[BEGIN PROVIDED MATERIAL]

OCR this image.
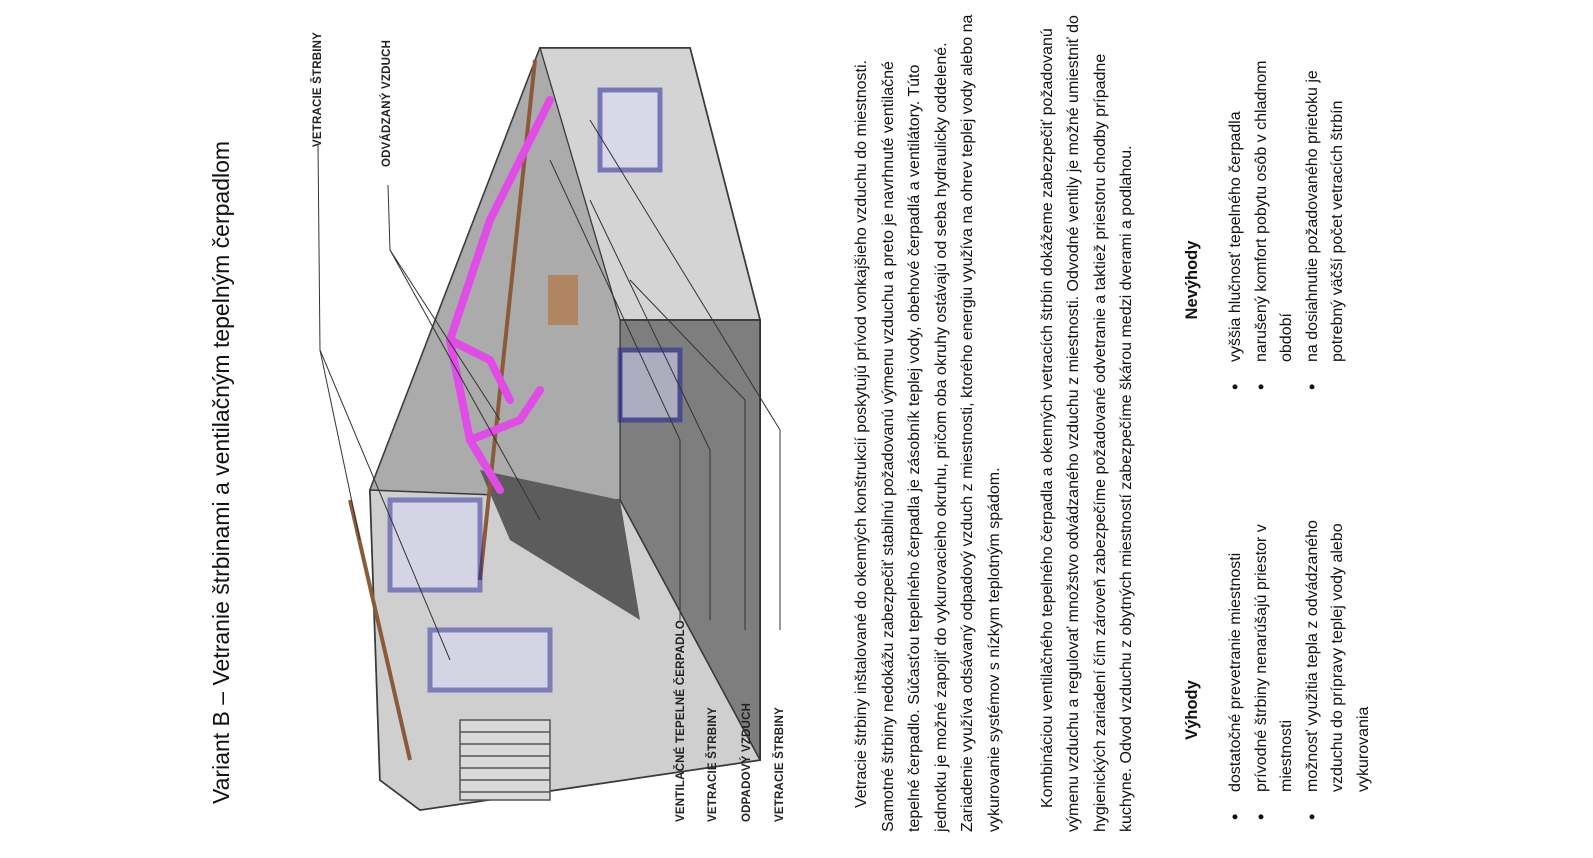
Variant B – Vetranie štrbinami a ventilačným tepelným čerpadlom
VETRACIE ŠTRBINY	ODVÁDZANÝ VZDUCH
VENTILAČNÉ TEPELNÉ ČERPADLO VETRACIE ŠTRBINY ODPADOVÝ VZDUCH VETRACIE ŠTRBINY	Vetracie štrbiny inštalované do okenných konštrukcií poskytujú prívod vonkajšieho vzduchu do miestnosti. Samotné štrbiny nedokážu zabezpečiť stabilnú požadovanú výmenu vzduchu a preto je navrhnuté ventilačné tepelné čerpadlo. Súčasťou tepelného čerpadla je zásobník teplej vody, obehové čerpadlá a ventilátory. Túto jednotku je možné zapojiť do vykurovacieho okruhu, pričom oba okruhy ostávajú od seba hydraulicky oddelené. Zariadenie využíva odsávaný odpadový vzduch z miestnosti, ktorého energiu využíva na ohrev teplej vody alebo na vykurovanie systémov s nízkym teplotným spádom.	Kombináciou ventilačného tepelného čerpadla a okenných vetracích štrbín dokážeme zabezpečiť požadovanú výmenu vzduchu a regulovať množstvo odvádzaného vzduchu z miestnosti. Odvodné ventily je možné umiestniť do hygienických zariadení čím zároveň zabezpečíme požadované odvetranie a taktiež priestoru chodby prípadne kuchyne. Odvod vzduchu z obytných miestností zabezpečíme škárou medzi dverami a podlahou.	Výhody • dostatočné prevetranie miestnosti • prívodné štrbiny nenarúšajú priestor v miestnosti • možnosť využitia tepla z odvádzaného vzduchu do prípravy teplej vody alebo vykurovania
Nevýhody • vyššia hlučnosť tepelného čerpadla • narušený komfort pobytu osôb v chladnom období • na dosiahnutie požadovaného prietoku je potrebný väčší počet vetracích štrbín
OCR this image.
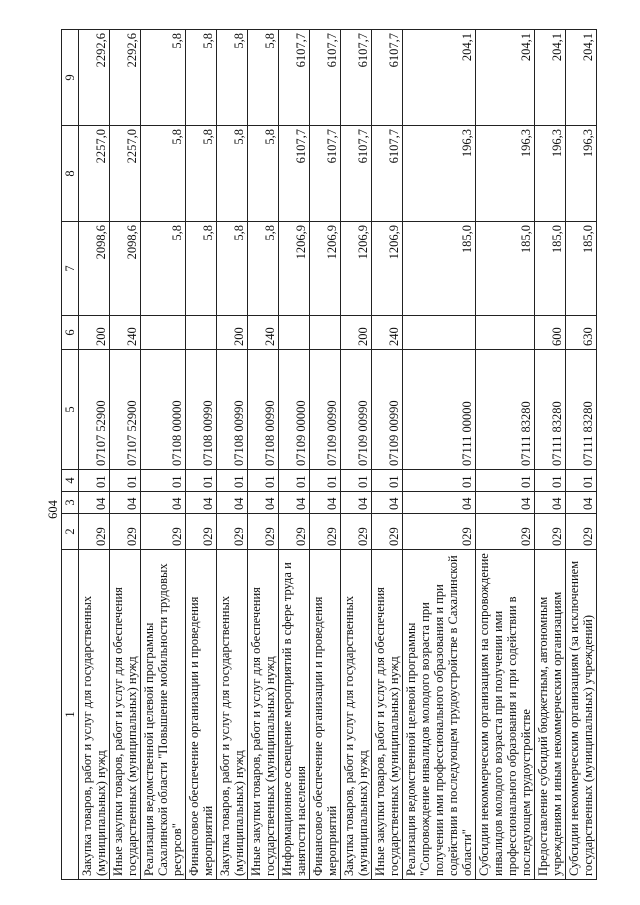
	604							
1	2	3	4	5	6	7	8	9
Закупка товаров, работ и услуг для государственных (муниципальных) нужд	029	04	01	07107 52900	200	2098,6	2257,0	2292,6
Иные закупки товаров, работ и услуг для обеспечения государственных (муниципальных) нужд	029	04	01	07107 52900	240	2098,6	2257,0	2292,6
Реализация ведомственной целевой программы Сахалинской области "Повышение мобильности трудовых ресурсов"	029	04	01	07108 00000		5,8	5,8	5,8
Финансовое обеспечение организации и проведения мероприятий	029	04	01	07108 00990		5,8	5,8	5,8
Закупка товаров, работ и услуг для государственных (муниципальных) нужд	029	04	01	07108 00990	200	5,8	5,8	5,8
Иные закупки товаров, работ и услуг для обеспечения государственных (муниципальных) нужд	029	04	01	07108 00990	240	5,8	5,8	5,8
Информационное освещение мероприятий в сфере труда и занятости населения	029	04	01	07109 00000		1206,9	6107,7	6107,7
Финансовое обеспечение организации и проведения мероприятий	029	04	01	07109 00990		1206,9	6107,7	6107,7
Закупка товаров, работ и услуг для государственных (муниципальных) нужд	029	04	01	07109 00990	200	1206,9	6107,7	6107,7
Иные закупки товаров, работ и услуг для обеспечения государственных (муниципальных) нужд	029	04	01	07109 00990	240	1206,9	6107,7	6107,7
Реализация ведомственной целевой программы "Сопровождение инвалидов молодого возраста при получении ими профессионального образования и при содействии в последующем трудоустройстве в Сахалинской области"	029	04	01	07111 00000		185,0	196,3	204,1
Субсидии некоммерческим организациям на сопровождение инвалидов молодого возраста при получении ими профессионального образования и при содействии в последующем трудоустройстве	029	04	01	07111 83280		185,0	196,3	204,1
Предоставление субсидий бюджетным, автономным учреждениям и иным некоммерческим организациям	029	04	01	07111 83280	600	185,0	196,3	204,1
Субсидии некоммерческим организациям (за исключением государственных (муниципальных) учреждений)	029	04	01	07111 83280	630	185,0	196,3	204,1
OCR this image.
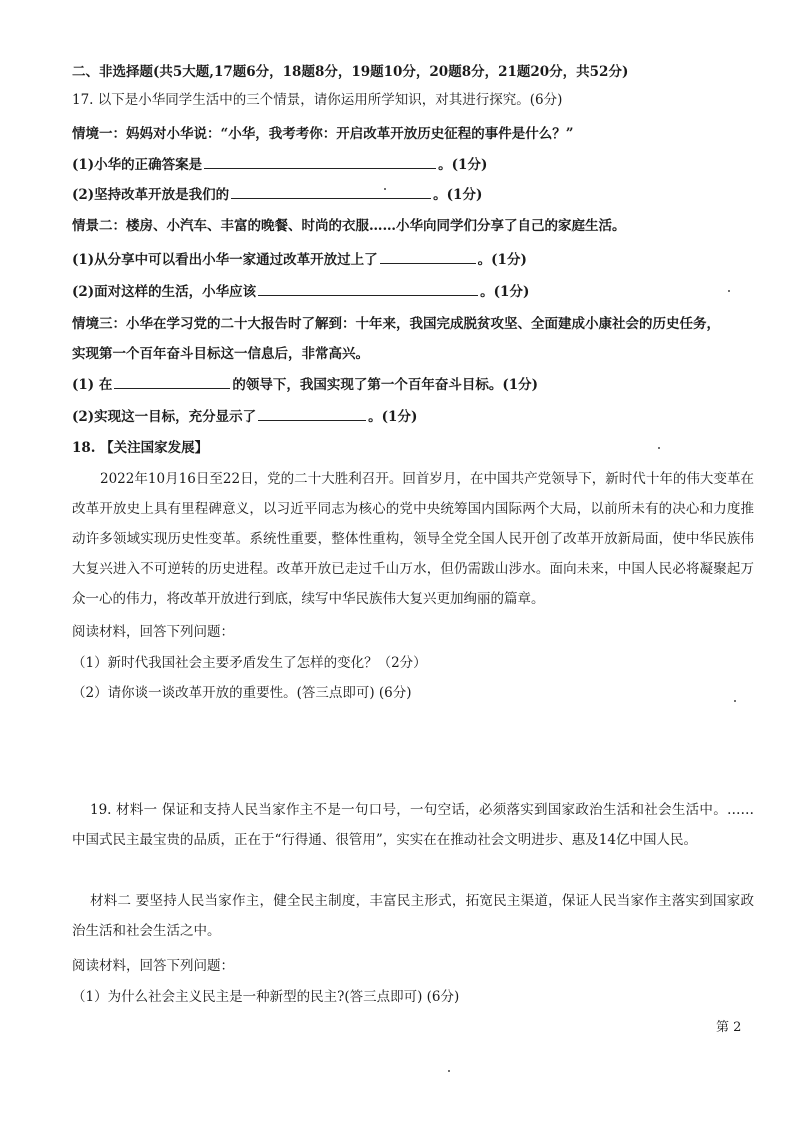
二、非选择题(共5大题,17题6分，18题8分，19题10分，20题8分，21题20分，共52分)
17. 以下是小华同学生活中的三个情景，请你运用所学知识，对其进行探究。(6分)
情境一：妈妈对小华说：“小华，我考考你：开启改革开放历史征程的事件是什么？”
(1)小华的正确答案是	。(1分)
(2)坚持改革开放是我们的	。(1分)
情景二：楼房、小汽车、丰富的晚餐、时尚的衣服……小华向同学们分享了自己的家庭生活。
(1)从分享中可以看出小华一家通过改革开放过上了	。(1分)
(2)面对这样的生活，小华应该	。(1分)
情境三：小华在学习党的二十大报告时了解到：十年来，我国完成脱贫攻坚、全面建成小康社会的历史任务，
实现第一个百年奋斗目标这一信息后，非常高兴。
(1) 在	的领导下，我国实现了第一个百年奋斗目标。(1分)
(2)实现这一目标，充分显示了	。(1分)
18. 【关注国家发展】
2022年10月16日至22日，党的二十大胜利召开。回首岁月，在中国共产党领导下，新时代十年的伟大变革在改革开放史上具有里程碑意义，以习近平同志为核心的党中央统筹国内国际两个大局，以前所未有的决心和力度推动许多领域实现历史性变革。系统性重要，整体性重构，领导全党全国人民开创了改革开放新局面，使中华民族伟大复兴进入不可逆转的历史进程。改革开放已走过千山万水，但仍需跋山涉水。面向未来，中国人民必将凝聚起万众一心的伟力，将改革开放进行到底，续写中华民族伟大复兴更加绚丽的篇章。
阅读材料，回答下列问题：
（1）新时代我国社会主要矛盾发生了怎样的变化？（2分）
（2）请你谈一谈改革开放的重要性。(答三点即可) (6分)
19. 材料一 保证和支持人民当家作主不是一句口号，一句空话，必须落实到国家政治生活和社会生活中。……中国式民主最宝贵的品质，正在于“行得通、很管用”，实实在在推动社会文明进步、惠及14亿中国人民。
材料二 要坚持人民当家作主，健全民主制度，丰富民主形式，拓宽民主渠道，保证人民当家作主落实到国家政治生活和社会生活之中。
阅读材料，回答下列问题：
（1）为什么社会主义民主是一种新型的民主?(答三点即可) (6分)
第 2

[END PROVIDED MATERIAL]

● **PROBLEM**:
Output the entries above exactly, without their pictures.

● **EXERCISE SOLUTION**:
OCR this image.
Variant B – Vetranie štrbinami a ventilačným tepelným čerpadlom
VETRACIE ŠTRBINY	ODVÁDZANÝ VZDUCH
VENTILAČNÉ TEPELNÉ ČERPADLO VETRACIE ŠTRBINY ODPADOVÝ VZDUCH VETRACIE ŠTRBINY	Vetracie štrbiny inštalované do okenných konštrukcií poskytujú prívod vonkajšieho vzduchu do miestnosti. Samotné štrbiny nedokážu zabezpečiť stabilnú požadovanú výmenu vzduchu a preto je navrhnuté ventilačné tepelné čerpadlo. Súčasťou tepelného čerpadla je zásobník teplej vody, obehové čerpadlá a ventilátory. Túto jednotku je možné zapojiť do vykurovacieho okruhu, pričom oba okruhy ostávajú od seba hydraulicky oddelené. Zariadenie využíva odsávaný odpadový vzduch z miestnosti, ktorého energiu využíva na ohrev teplej vody alebo na vykurovanie systémov s nízkym teplotným spádom.	Kombináciou ventilačného tepelného čerpadla a okenných vetracích štrbín dokážeme zabezpečiť požadovanú výmenu vzduchu a regulovať množstvo odvádzaného vzduchu z miestnosti. Odvodné ventily je možné umiestniť do hygienických zariadení čím zároveň zabezpečíme požadované odvetranie a taktiež priestoru chodby prípadne kuchyne. Odvod vzduchu z obytných miestností zabezpečíme škárou medzi dverami a podlahou.	Výhody • dostatočné prevetranie miestnosti • prívodné štrbiny nenarúšajú priestor v miestnosti • možnosť využitia tepla z odvádzaného vzduchu do prípravy teplej vody alebo vykurovania
Nevýhody • vyššia hlučnosť tepelného čerpadla • narušený komfort pobytu osôb v chladnom období • na dosiahnutie požadovaného prietoku je potrebný väčší počet vetracích štrbín
OCR this image.
	604							
1	2	3	4	5	6	7	8	9
Закупка товаров, работ и услуг для государственных (муниципальных) нужд	029	04	01	07107 52900	200	2098,6	2257,0	2292,6
Иные закупки товаров, работ и услуг для обеспечения государственных (муниципальных) нужд	029	04	01	07107 52900	240	2098,6	2257,0	2292,6
Реализация ведомственной целевой программы Сахалинской области "Повышение мобильности трудовых ресурсов"	029	04	01	07108 00000		5,8	5,8	5,8
Финансовое обеспечение организации и проведения мероприятий	029	04	01	07108 00990		5,8	5,8	5,8
Закупка товаров, работ и услуг для государственных (муниципальных) нужд	029	04	01	07108 00990	200	5,8	5,8	5,8
Иные закупки товаров, работ и услуг для обеспечения государственных (муниципальных) нужд	029	04	01	07108 00990	240	5,8	5,8	5,8
Информационное освещение мероприятий в сфере труда и занятости населения	029	04	01	07109 00000		1206,9	6107,7	6107,7
Финансовое обеспечение организации и проведения мероприятий	029	04	01	07109 00990		1206,9	6107,7	6107,7
Закупка товаров, работ и услуг для государственных (муниципальных) нужд	029	04	01	07109 00990	200	1206,9	6107,7	6107,7
Иные закупки товаров, работ и услуг для обеспечения государственных (муниципальных) нужд	029	04	01	07109 00990	240	1206,9	6107,7	6107,7
Реализация ведомственной целевой программы "Сопровождение инвалидов молодого возраста при получении ими профессионального образования и при содействии в последующем трудоустройстве в Сахалинской области"	029	04	01	07111 00000		185,0	196,3	204,1
Субсидии некоммерческим организациям на сопровождение инвалидов молодого возраста при получении ими профессионального образования и при содействии в последующем трудоустройстве	029	04	01	07111 83280		185,0	196,3	204,1
Предоставление субсидий бюджетным, автономным учреждениям и иным некоммерческим организациям	029	04	01	07111 83280	600	185,0	196,3	204,1
Субсидии некоммерческим организациям (за исключением государственных (муниципальных) учреждений)	029	04	01	07111 83280	630	185,0	196,3	204,1
OCR this image.
二、非选择题(共5大题,17题6分，18题8分，19题10分，20题8分，21题20分，共52分)
17. 以下是小华同学生活中的三个情景，请你运用所学知识，对其进行探究。(6分)
情境一：妈妈对小华说：“小华，我考考你：开启改革开放历史征程的事件是什么？”
(1)小华的正确答案是	。(1分)
(2)坚持改革开放是我们的	。(1分)
情景二：楼房、小汽车、丰富的晚餐、时尚的衣服……小华向同学们分享了自己的家庭生活。
(1)从分享中可以看出小华一家通过改革开放过上了	。(1分)
(2)面对这样的生活，小华应该	。(1分)
情境三：小华在学习党的二十大报告时了解到：十年来，我国完成脱贫攻坚、全面建成小康社会的历史任务，
实现第一个百年奋斗目标这一信息后，非常高兴。
(1) 在	的领导下，我国实现了第一个百年奋斗目标。(1分)
(2)实现这一目标，充分显示了	。(1分)
18. 【关注国家发展】
2022年10月16日至22日，党的二十大胜利召开。回首岁月，在中国共产党领导下，新时代十年的伟大变革在改革开放史上具有里程碑意义，以习近平同志为核心的党中央统筹国内国际两个大局，以前所未有的决心和力度推动许多领域实现历史性变革。系统性重要，整体性重构，领导全党全国人民开创了改革开放新局面，使中华民族伟大复兴进入不可逆转的历史进程。改革开放已走过千山万水，但仍需跋山涉水。面向未来，中国人民必将凝聚起万众一心的伟力，将改革开放进行到底，续写中华民族伟大复兴更加绚丽的篇章。
阅读材料，回答下列问题：
（1）新时代我国社会主要矛盾发生了怎样的变化？（2分）
（2）请你谈一谈改革开放的重要性。(答三点即可) (6分)
19. 材料一 保证和支持人民当家作主不是一句口号，一句空话，必须落实到国家政治生活和社会生活中。……中国式民主最宝贵的品质，正在于“行得通、很管用”，实实在在推动社会文明进步、惠及14亿中国人民。
材料二 要坚持人民当家作主，健全民主制度，丰富民主形式，拓宽民主渠道，保证人民当家作主落实到国家政治生活和社会生活之中。
阅读材料，回答下列问题：
（1）为什么社会主义民主是一种新型的民主?(答三点即可) (6分)
第 2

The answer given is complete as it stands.